» EXERCISE
Could every line of the data be printed exactly as it reads?

(Part of a data file)
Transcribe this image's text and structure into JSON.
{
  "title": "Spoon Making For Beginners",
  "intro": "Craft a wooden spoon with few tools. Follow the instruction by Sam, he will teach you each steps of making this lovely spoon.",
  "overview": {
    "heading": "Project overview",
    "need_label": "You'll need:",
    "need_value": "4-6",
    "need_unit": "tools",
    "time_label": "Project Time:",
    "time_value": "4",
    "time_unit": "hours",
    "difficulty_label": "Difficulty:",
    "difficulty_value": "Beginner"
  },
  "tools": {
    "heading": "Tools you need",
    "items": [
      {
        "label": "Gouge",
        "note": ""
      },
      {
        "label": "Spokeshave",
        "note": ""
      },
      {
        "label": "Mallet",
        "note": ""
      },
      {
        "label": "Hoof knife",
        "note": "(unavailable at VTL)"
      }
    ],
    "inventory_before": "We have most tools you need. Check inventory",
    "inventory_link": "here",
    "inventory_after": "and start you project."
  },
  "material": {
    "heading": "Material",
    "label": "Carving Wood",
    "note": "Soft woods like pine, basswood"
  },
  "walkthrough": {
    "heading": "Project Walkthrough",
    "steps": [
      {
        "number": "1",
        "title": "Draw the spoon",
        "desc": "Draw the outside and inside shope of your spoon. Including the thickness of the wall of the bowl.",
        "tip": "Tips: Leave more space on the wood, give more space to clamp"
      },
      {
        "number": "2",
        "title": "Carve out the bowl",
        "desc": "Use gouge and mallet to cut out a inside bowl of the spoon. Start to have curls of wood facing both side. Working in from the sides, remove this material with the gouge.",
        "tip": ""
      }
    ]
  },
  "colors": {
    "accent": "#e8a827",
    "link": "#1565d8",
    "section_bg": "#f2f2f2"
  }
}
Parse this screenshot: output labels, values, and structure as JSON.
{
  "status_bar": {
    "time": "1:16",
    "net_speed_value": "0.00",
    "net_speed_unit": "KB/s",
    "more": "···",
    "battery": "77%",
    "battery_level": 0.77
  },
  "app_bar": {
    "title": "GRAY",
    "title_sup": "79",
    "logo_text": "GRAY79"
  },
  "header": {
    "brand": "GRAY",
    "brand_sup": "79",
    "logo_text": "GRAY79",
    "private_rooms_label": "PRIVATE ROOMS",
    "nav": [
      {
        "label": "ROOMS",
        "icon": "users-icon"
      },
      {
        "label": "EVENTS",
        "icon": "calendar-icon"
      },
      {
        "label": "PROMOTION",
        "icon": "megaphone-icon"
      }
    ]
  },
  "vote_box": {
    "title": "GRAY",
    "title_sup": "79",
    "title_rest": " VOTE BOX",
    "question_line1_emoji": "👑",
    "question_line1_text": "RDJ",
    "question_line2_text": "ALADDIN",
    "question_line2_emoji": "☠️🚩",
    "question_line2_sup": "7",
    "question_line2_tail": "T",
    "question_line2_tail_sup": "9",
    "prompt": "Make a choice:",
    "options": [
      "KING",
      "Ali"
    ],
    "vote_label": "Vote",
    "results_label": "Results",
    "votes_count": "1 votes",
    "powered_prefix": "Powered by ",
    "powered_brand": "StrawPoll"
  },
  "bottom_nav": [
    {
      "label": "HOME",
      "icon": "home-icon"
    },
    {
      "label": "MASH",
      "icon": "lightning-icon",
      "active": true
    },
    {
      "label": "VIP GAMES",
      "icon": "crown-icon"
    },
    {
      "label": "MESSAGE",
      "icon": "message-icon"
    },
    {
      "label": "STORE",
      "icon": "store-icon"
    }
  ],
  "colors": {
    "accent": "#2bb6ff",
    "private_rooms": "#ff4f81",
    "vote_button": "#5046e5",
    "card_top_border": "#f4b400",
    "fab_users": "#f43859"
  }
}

» COMPLETE ANSWER
Transcribe this image's text and structure into JSON.
{
  "title": "Spoon Making For Beginners",
  "intro": "Craft a wooden spoon with few tools. Follow the instruction by Sam, he will teach you each steps of making this lovely spoon.",
  "overview": {
    "heading": "Project overview",
    "need_label": "You'll need:",
    "need_value": "4-6",
    "need_unit": "tools",
    "time_label": "Project Time:",
    "time_value": "4",
    "time_unit": "hours",
    "difficulty_label": "Difficulty:",
    "difficulty_value": "Beginner"
  },
  "tools": {
    "heading": "Tools you need",
    "items": [
      {
        "label": "Gouge",
        "note": ""
      },
      {
        "label": "Spokeshave",
        "note": ""
      },
      {
        "label": "Mallet",
        "note": ""
      },
      {
        "label": "Hoof knife",
        "note": "(unavailable at VTL)"
      }
    ],
    "inventory_before": "We have most tools you need. Check inventory",
    "inventory_link": "here",
    "inventory_after": "and start you project."
  },
  "material": {
    "heading": "Material",
    "label": "Carving Wood",
    "note": "Soft woods like pine, basswood"
  },
  "walkthrough": {
    "heading": "Project Walkthrough",
    "steps": [
      {
        "number": "1",
        "title": "Draw the spoon",
        "desc": "Draw the outside and inside shope of your spoon. Including the thickness of the wall of the bowl.",
        "tip": "Tips: Leave more space on the wood, give more space to clamp"
      },
      {
        "number": "2",
        "title": "Carve out the bowl",
        "desc": "Use gouge and mallet to cut out a inside bowl of the spoon. Start to have curls of wood facing both side. Working in from the sides, remove this material with the gouge.",
        "tip": ""
      }
    ]
  },
  "colors": {
    "accent": "#e8a827",
    "link": "#1565d8",
    "section_bg": "#f2f2f2"
  }
}
Parse this screenshot: output labels, values, and structure as JSON.
{
  "status_bar": {
    "time": "1:16",
    "net_speed_value": "0.00",
    "net_speed_unit": "KB/s",
    "more": "···",
    "battery": "77%",
    "battery_level": 0.77
  },
  "app_bar": {
    "title": "GRAY",
    "title_sup": "79",
    "logo_text": "GRAY79"
  },
  "header": {
    "brand": "GRAY",
    "brand_sup": "79",
    "logo_text": "GRAY79",
    "private_rooms_label": "PRIVATE ROOMS",
    "nav": [
      {
        "label": "ROOMS",
        "icon": "users-icon"
      },
      {
        "label": "EVENTS",
        "icon": "calendar-icon"
      },
      {
        "label": "PROMOTION",
        "icon": "megaphone-icon"
      }
    ]
  },
  "vote_box": {
    "title": "GRAY",
    "title_sup": "79",
    "title_rest": " VOTE BOX",
    "question_line1_emoji": "👑",
    "question_line1_text": "RDJ",
    "question_line2_text": "ALADDIN",
    "question_line2_emoji": "☠️🚩",
    "question_line2_sup": "7",
    "question_line2_tail": "T",
    "question_line2_tail_sup": "9",
    "prompt": "Make a choice:",
    "options": [
      "KING",
      "Ali"
    ],
    "vote_label": "Vote",
    "results_label": "Results",
    "votes_count": "1 votes",
    "powered_prefix": "Powered by ",
    "powered_brand": "StrawPoll"
  },
  "bottom_nav": [
    {
      "label": "HOME",
      "icon": "home-icon"
    },
    {
      "label": "MASH",
      "icon": "lightning-icon",
      "active": true
    },
    {
      "label": "VIP GAMES",
      "icon": "crown-icon"
    },
    {
      "label": "MESSAGE",
      "icon": "message-icon"
    },
    {
      "label": "STORE",
      "icon": "store-icon"
    }
  ],
  "colors": {
    "accent": "#2bb6ff",
    "private_rooms": "#ff4f81",
    "vote_button": "#5046e5",
    "card_top_border": "#f4b400",
    "fab_users": "#f43859"
  }
}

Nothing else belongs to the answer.